- [WORK TO COMPLETE] Reproduce the listing below in full and without alteration, apart from its pictures.

-.-.-

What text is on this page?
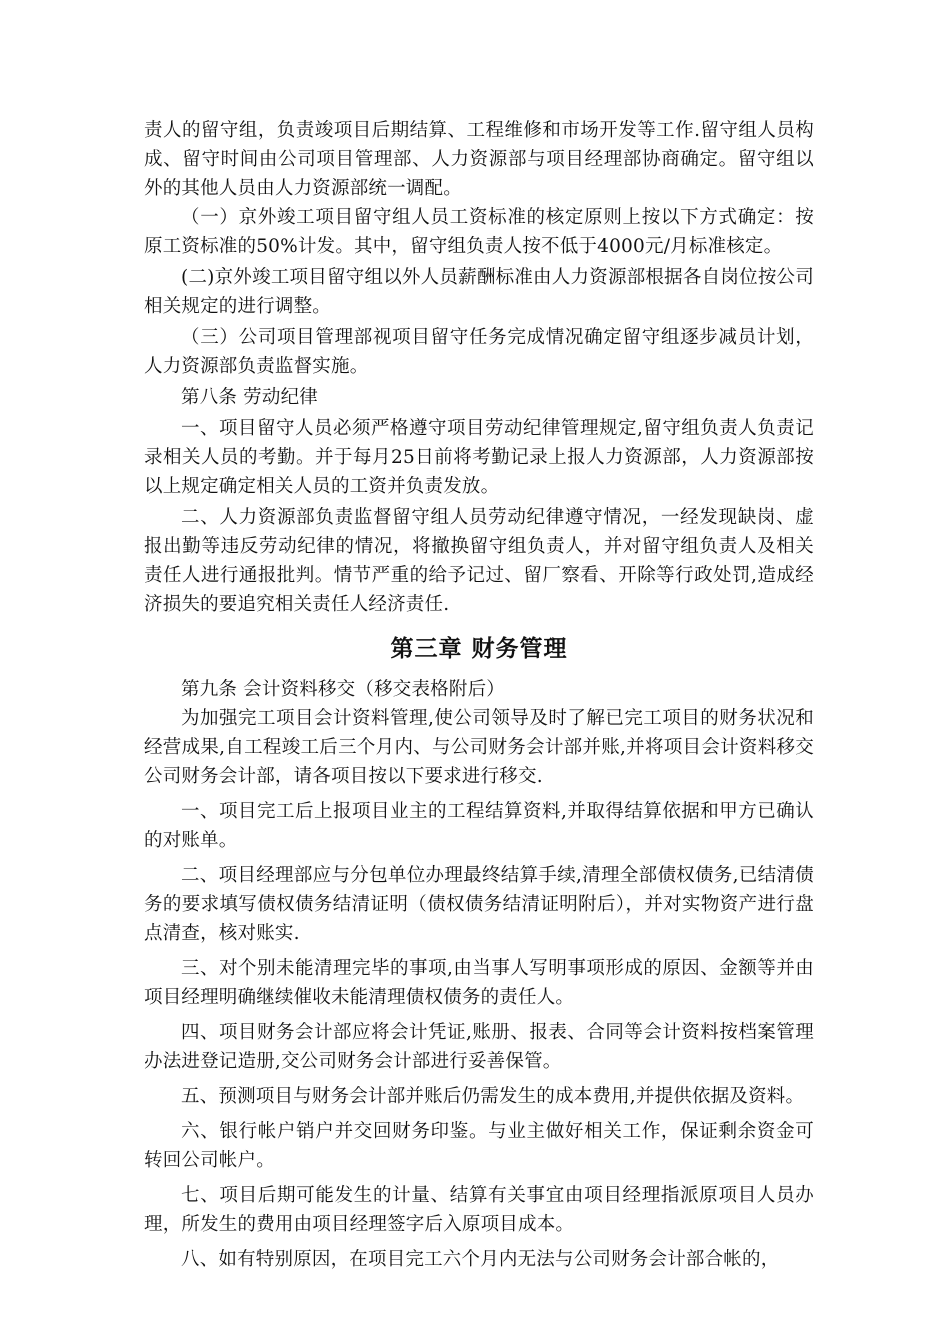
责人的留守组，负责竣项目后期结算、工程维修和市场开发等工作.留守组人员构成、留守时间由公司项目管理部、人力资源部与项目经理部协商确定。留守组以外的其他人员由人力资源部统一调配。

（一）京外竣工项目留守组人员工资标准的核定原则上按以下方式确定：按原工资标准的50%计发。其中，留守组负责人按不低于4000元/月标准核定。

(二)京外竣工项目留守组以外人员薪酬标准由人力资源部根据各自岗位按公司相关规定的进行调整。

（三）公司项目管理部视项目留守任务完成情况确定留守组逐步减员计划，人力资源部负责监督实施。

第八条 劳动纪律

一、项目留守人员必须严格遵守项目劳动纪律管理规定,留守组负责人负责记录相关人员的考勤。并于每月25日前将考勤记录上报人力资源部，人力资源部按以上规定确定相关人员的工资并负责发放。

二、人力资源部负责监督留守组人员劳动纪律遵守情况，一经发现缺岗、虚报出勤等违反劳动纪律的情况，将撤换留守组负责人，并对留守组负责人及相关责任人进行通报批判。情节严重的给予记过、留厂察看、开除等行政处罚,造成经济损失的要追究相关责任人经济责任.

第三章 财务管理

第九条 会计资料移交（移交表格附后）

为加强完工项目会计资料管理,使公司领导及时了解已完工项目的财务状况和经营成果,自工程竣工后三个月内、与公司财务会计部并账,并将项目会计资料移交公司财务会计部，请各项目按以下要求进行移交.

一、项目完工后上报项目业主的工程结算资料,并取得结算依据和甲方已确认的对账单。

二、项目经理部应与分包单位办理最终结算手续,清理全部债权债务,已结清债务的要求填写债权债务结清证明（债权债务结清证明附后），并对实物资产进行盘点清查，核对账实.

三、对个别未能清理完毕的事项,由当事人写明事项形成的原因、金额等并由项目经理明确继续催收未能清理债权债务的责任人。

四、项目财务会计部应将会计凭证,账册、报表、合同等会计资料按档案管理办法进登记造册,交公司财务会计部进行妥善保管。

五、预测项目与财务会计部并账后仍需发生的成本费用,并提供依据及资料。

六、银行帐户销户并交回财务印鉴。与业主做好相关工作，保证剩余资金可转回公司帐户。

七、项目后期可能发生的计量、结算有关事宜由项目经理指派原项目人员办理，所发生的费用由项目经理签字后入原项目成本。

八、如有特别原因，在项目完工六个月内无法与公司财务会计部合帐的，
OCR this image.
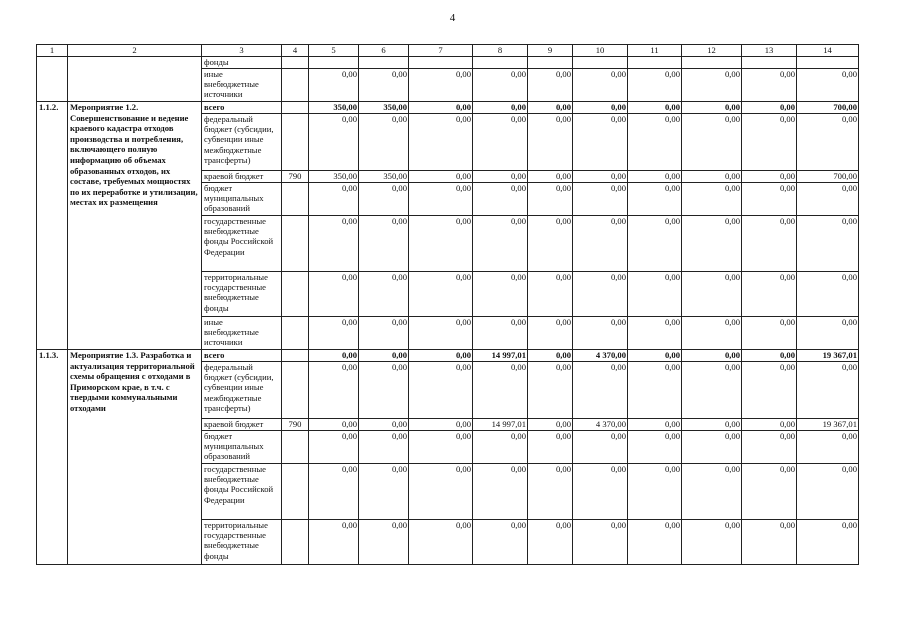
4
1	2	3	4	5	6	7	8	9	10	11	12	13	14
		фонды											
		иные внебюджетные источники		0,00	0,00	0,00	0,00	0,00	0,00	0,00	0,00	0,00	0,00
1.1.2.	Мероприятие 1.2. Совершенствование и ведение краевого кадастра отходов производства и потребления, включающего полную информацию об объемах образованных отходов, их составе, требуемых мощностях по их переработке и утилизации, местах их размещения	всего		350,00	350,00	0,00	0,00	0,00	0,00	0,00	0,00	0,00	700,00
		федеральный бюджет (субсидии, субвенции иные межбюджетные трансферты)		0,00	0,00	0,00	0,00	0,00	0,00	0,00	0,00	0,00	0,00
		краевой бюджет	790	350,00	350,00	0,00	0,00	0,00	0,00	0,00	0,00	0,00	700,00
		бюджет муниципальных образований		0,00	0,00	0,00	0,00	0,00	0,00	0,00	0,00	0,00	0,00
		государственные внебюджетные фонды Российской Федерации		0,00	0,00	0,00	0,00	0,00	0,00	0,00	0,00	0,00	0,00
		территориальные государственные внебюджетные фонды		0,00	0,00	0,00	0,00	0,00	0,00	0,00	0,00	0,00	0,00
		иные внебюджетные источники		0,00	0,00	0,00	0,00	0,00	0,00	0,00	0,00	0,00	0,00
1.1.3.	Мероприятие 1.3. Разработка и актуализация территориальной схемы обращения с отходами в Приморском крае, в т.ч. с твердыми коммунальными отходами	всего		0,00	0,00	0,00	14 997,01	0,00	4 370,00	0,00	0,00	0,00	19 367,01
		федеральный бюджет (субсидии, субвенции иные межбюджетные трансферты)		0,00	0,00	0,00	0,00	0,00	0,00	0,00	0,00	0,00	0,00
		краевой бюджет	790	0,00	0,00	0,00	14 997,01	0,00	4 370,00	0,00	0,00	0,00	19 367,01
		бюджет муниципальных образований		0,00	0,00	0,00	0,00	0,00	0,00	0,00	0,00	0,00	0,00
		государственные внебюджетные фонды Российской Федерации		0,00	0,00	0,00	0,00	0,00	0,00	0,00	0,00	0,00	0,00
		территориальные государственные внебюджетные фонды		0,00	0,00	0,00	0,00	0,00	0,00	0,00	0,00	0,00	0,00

-.-.-

- [EXERCISE OUTPUT]
What text is on this page?
责人的留守组，负责竣项目后期结算、工程维修和市场开发等工作.留守组人员构成、留守时间由公司项目管理部、人力资源部与项目经理部协商确定。留守组以外的其他人员由人力资源部统一调配。

（一）京外竣工项目留守组人员工资标准的核定原则上按以下方式确定：按原工资标准的50%计发。其中，留守组负责人按不低于4000元/月标准核定。

(二)京外竣工项目留守组以外人员薪酬标准由人力资源部根据各自岗位按公司相关规定的进行调整。

（三）公司项目管理部视项目留守任务完成情况确定留守组逐步减员计划，人力资源部负责监督实施。

第八条 劳动纪律

一、项目留守人员必须严格遵守项目劳动纪律管理规定,留守组负责人负责记录相关人员的考勤。并于每月25日前将考勤记录上报人力资源部，人力资源部按以上规定确定相关人员的工资并负责发放。

二、人力资源部负责监督留守组人员劳动纪律遵守情况，一经发现缺岗、虚报出勤等违反劳动纪律的情况，将撤换留守组负责人，并对留守组负责人及相关责任人进行通报批判。情节严重的给予记过、留厂察看、开除等行政处罚,造成经济损失的要追究相关责任人经济责任.

第三章 财务管理

第九条 会计资料移交（移交表格附后）

为加强完工项目会计资料管理,使公司领导及时了解已完工项目的财务状况和经营成果,自工程竣工后三个月内、与公司财务会计部并账,并将项目会计资料移交公司财务会计部，请各项目按以下要求进行移交.

一、项目完工后上报项目业主的工程结算资料,并取得结算依据和甲方已确认的对账单。

二、项目经理部应与分包单位办理最终结算手续,清理全部债权债务,已结清债务的要求填写债权债务结清证明（债权债务结清证明附后），并对实物资产进行盘点清查，核对账实.

三、对个别未能清理完毕的事项,由当事人写明事项形成的原因、金额等并由项目经理明确继续催收未能清理债权债务的责任人。

四、项目财务会计部应将会计凭证,账册、报表、合同等会计资料按档案管理办法进登记造册,交公司财务会计部进行妥善保管。

五、预测项目与财务会计部并账后仍需发生的成本费用,并提供依据及资料。

六、银行帐户销户并交回财务印鉴。与业主做好相关工作，保证剩余资金可转回公司帐户。

七、项目后期可能发生的计量、结算有关事宜由项目经理指派原项目人员办理，所发生的费用由项目经理签字后入原项目成本。

八、如有特别原因，在项目完工六个月内无法与公司财务会计部合帐的，
OCR this image.
4
1	2	3	4	5	6	7	8	9	10	11	12	13	14
		фонды											
		иные внебюджетные источники		0,00	0,00	0,00	0,00	0,00	0,00	0,00	0,00	0,00	0,00
1.1.2.	Мероприятие 1.2. Совершенствование и ведение краевого кадастра отходов производства и потребления, включающего полную информацию об объемах образованных отходов, их составе, требуемых мощностях по их переработке и утилизации, местах их размещения	всего		350,00	350,00	0,00	0,00	0,00	0,00	0,00	0,00	0,00	700,00
		федеральный бюджет (субсидии, субвенции иные межбюджетные трансферты)		0,00	0,00	0,00	0,00	0,00	0,00	0,00	0,00	0,00	0,00
		краевой бюджет	790	350,00	350,00	0,00	0,00	0,00	0,00	0,00	0,00	0,00	700,00
		бюджет муниципальных образований		0,00	0,00	0,00	0,00	0,00	0,00	0,00	0,00	0,00	0,00
		государственные внебюджетные фонды Российской Федерации		0,00	0,00	0,00	0,00	0,00	0,00	0,00	0,00	0,00	0,00
		территориальные государственные внебюджетные фонды		0,00	0,00	0,00	0,00	0,00	0,00	0,00	0,00	0,00	0,00
		иные внебюджетные источники		0,00	0,00	0,00	0,00	0,00	0,00	0,00	0,00	0,00	0,00
1.1.3.	Мероприятие 1.3. Разработка и актуализация территориальной схемы обращения с отходами в Приморском крае, в т.ч. с твердыми коммунальными отходами	всего		0,00	0,00	0,00	14 997,01	0,00	4 370,00	0,00	0,00	0,00	19 367,01
		федеральный бюджет (субсидии, субвенции иные межбюджетные трансферты)		0,00	0,00	0,00	0,00	0,00	0,00	0,00	0,00	0,00	0,00
		краевой бюджет	790	0,00	0,00	0,00	14 997,01	0,00	4 370,00	0,00	0,00	0,00	19 367,01
		бюджет муниципальных образований		0,00	0,00	0,00	0,00	0,00	0,00	0,00	0,00	0,00	0,00
		государственные внебюджетные фонды Российской Федерации		0,00	0,00	0,00	0,00	0,00	0,00	0,00	0,00	0,00	0,00
		территориальные государственные внебюджетные фонды		0,00	0,00	0,00	0,00	0,00	0,00	0,00	0,00	0,00	0,00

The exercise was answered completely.